SET TASKS:
[a] Translate this sentence from the flight alerts text into Spanish: "Google Flights is the foundation of any flight alert system."
[b] Reproduce the stretch of the flight alerts text from "Best for: Tracking" through "and date combination." word for word.

TEXT BLOCK:
Flight alerts solve this problem. Instead of checking prices obsessively (a habit that wastes hours and causes anxiety), you set up automated alerts that notify you when prices drop to a level worth booking. But most people set up alerts wrong. They track one route on one platform, get overwhelmed by irrelevant notifications, and eventually ignore everything.

Here is how to set up a flight alert system that actually works, using every major platform, with strategies for knowing when to pull the trigger.


Platform 1: Google Flights Price Tracking

Best for: Tracking specific routes with specific dates.

Google Flights is the foundation of any flight alert system. It has the broadest data coverage, the cleanest interface, and the most useful price history graphs.

Step-by-Step Setup

  1. Go to flights.google.com
  2. Enter your departure city, destination, and dates
  3. Review the results page. Below the price, you will see a toggle that says "Track prices." Turn it on.
  4. Google will email you when prices change significantly for that route and date combination.

PROVIDED RECORDS:
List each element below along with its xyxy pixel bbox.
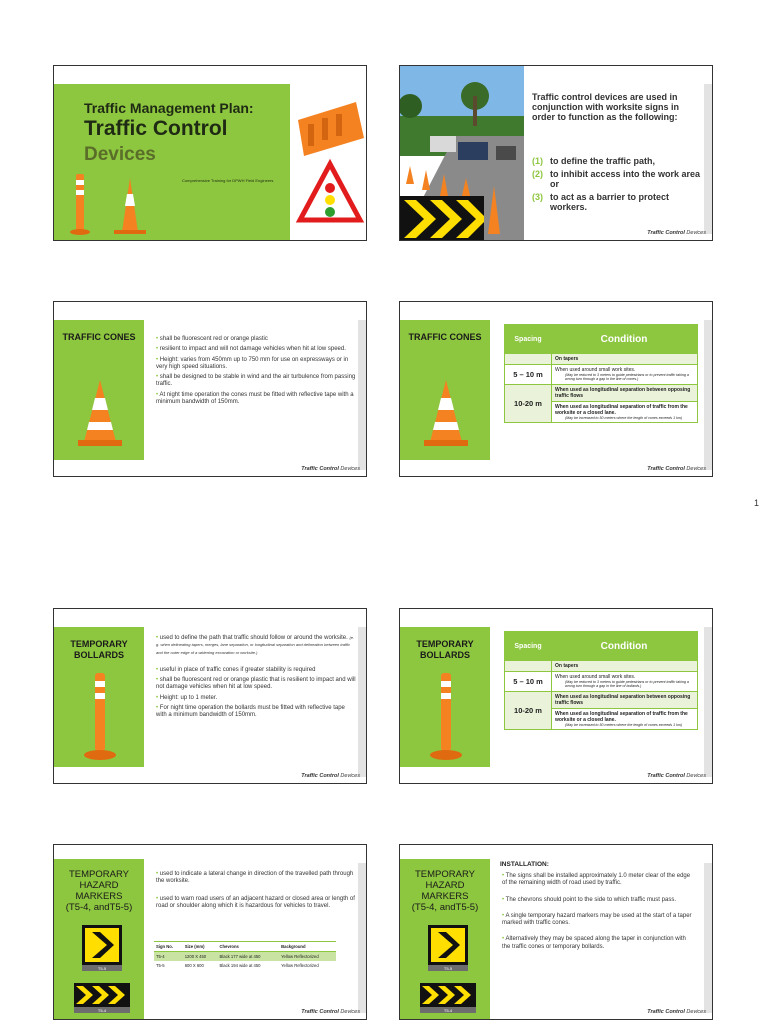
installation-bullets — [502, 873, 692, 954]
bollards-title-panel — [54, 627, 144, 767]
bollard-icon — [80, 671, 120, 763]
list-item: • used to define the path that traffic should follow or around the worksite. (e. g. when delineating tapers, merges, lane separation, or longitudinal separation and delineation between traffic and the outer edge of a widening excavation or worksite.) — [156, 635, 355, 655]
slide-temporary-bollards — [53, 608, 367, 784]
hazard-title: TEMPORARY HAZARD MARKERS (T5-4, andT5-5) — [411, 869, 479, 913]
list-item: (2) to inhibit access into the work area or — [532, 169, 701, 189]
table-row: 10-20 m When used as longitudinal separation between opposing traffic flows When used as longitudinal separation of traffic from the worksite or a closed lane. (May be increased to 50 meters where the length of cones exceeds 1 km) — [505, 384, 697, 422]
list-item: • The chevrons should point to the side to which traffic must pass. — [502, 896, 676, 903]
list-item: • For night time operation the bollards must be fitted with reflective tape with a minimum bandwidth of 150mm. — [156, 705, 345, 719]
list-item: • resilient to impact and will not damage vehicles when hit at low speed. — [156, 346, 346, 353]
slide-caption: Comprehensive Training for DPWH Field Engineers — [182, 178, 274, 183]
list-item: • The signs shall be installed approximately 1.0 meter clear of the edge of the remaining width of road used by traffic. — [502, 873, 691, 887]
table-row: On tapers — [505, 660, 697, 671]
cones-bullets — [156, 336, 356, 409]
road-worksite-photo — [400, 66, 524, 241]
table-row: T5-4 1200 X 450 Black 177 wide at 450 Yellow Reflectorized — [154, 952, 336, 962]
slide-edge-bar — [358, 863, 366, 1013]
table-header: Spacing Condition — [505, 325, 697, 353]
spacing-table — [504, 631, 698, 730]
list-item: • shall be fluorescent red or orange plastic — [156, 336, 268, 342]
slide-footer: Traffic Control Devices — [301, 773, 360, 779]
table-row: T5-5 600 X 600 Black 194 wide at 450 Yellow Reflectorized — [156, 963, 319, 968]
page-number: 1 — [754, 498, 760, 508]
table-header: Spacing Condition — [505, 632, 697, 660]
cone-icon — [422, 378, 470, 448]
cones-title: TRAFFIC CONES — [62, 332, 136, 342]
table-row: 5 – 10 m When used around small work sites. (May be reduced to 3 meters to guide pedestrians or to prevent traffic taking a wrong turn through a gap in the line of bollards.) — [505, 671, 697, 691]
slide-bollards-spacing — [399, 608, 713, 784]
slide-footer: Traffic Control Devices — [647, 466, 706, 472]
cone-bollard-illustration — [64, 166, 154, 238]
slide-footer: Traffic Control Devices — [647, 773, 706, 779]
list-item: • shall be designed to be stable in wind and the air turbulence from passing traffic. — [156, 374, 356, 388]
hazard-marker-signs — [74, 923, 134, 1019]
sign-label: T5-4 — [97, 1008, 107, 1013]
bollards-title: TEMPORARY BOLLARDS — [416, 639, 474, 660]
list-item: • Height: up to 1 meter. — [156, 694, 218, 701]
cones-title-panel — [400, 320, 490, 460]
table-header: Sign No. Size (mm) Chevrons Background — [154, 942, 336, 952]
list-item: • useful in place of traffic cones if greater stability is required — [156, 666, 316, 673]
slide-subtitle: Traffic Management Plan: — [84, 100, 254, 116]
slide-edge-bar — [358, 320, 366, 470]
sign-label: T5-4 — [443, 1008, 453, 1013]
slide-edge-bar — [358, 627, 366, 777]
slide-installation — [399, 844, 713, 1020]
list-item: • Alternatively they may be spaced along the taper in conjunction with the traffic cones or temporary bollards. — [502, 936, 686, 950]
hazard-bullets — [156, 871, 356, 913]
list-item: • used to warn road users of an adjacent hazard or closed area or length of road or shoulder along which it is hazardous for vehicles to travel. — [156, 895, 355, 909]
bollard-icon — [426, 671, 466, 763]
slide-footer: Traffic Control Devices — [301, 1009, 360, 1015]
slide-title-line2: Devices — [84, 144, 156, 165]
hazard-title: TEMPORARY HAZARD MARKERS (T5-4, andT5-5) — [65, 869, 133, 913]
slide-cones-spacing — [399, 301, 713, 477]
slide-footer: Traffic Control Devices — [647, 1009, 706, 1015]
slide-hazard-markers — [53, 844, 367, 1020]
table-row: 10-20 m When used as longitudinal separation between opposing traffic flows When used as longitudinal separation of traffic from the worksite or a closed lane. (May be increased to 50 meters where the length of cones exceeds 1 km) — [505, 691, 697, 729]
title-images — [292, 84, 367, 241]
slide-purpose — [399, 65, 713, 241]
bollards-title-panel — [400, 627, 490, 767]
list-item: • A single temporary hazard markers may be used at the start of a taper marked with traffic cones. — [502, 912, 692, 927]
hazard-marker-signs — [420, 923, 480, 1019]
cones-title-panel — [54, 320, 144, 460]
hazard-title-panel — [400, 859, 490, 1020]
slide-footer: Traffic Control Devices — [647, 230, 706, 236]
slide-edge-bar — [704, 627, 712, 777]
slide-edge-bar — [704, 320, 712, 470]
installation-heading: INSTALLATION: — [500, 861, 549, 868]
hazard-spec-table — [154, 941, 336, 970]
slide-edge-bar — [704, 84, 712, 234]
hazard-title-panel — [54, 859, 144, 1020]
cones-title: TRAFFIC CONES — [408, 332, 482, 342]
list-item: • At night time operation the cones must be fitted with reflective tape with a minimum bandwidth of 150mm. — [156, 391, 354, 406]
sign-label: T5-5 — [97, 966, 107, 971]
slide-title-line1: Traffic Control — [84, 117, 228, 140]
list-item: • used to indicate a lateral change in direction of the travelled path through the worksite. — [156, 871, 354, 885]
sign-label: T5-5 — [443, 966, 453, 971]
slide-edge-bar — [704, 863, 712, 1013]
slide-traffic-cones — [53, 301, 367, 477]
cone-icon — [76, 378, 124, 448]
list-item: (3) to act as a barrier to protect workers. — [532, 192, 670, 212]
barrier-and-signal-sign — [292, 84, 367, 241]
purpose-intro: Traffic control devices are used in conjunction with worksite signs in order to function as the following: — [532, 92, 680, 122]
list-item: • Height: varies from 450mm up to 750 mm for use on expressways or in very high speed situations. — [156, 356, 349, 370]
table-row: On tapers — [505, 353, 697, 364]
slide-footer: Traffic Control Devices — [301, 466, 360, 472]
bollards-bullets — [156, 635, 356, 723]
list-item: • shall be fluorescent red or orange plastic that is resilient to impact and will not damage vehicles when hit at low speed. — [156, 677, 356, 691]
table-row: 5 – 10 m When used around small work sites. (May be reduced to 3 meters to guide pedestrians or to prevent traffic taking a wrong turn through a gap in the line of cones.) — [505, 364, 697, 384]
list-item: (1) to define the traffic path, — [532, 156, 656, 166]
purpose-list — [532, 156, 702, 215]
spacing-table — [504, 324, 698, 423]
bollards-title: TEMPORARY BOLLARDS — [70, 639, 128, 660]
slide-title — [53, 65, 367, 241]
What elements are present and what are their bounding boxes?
...
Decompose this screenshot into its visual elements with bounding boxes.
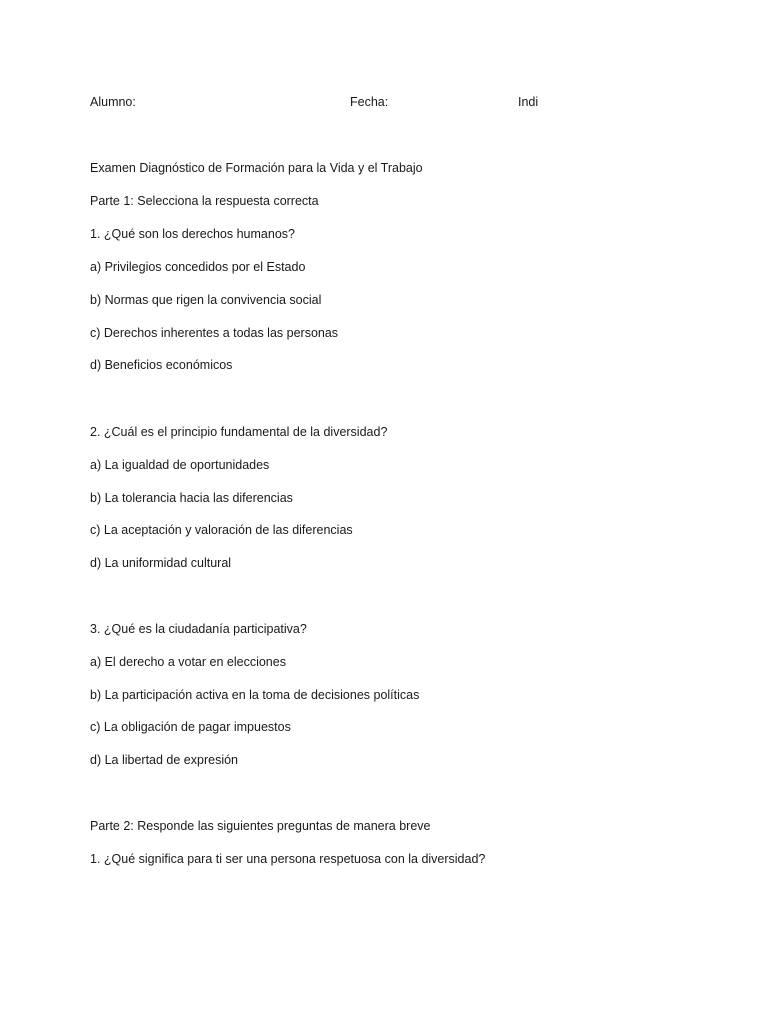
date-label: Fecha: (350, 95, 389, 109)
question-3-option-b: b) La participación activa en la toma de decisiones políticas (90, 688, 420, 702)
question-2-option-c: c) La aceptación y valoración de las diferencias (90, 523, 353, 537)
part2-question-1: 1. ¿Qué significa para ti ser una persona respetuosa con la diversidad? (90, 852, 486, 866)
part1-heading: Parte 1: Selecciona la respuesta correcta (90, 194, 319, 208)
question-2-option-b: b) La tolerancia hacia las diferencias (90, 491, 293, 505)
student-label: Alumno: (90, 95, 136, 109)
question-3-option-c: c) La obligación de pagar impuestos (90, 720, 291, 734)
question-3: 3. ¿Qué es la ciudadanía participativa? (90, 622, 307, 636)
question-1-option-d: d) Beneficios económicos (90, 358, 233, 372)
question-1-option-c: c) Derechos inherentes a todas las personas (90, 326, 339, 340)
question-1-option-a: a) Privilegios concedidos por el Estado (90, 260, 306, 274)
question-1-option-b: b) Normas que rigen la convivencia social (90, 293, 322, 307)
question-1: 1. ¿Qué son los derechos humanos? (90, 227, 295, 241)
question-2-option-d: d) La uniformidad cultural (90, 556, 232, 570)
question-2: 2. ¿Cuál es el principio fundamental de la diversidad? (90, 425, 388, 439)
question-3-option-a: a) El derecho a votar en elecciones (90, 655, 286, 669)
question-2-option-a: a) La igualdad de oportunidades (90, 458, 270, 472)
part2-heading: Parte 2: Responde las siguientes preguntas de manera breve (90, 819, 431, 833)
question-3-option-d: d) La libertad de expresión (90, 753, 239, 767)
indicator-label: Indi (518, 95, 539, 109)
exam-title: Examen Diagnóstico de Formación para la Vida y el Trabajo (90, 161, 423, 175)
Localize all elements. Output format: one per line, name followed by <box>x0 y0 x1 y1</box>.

EXPECTED RESPONSES:
[a] Google Flights es la base de cualquier sistema de alertas de vuelos.

[b]
Best for: Tracking specific routes with specific dates.

Google Flights is the foundation of any flight alert system. It has the broadest data coverage, the cleanest interface, and the most useful price history graphs.

Step-by-Step Setup

  1. Go to flights.google.com
  2. Enter your departure city, destination, and dates
  3. Review the results page. Below the price, you will see a toggle that says "Track prices." Turn it on.
  4. Google will email you when prices change significantly for that route and date combination.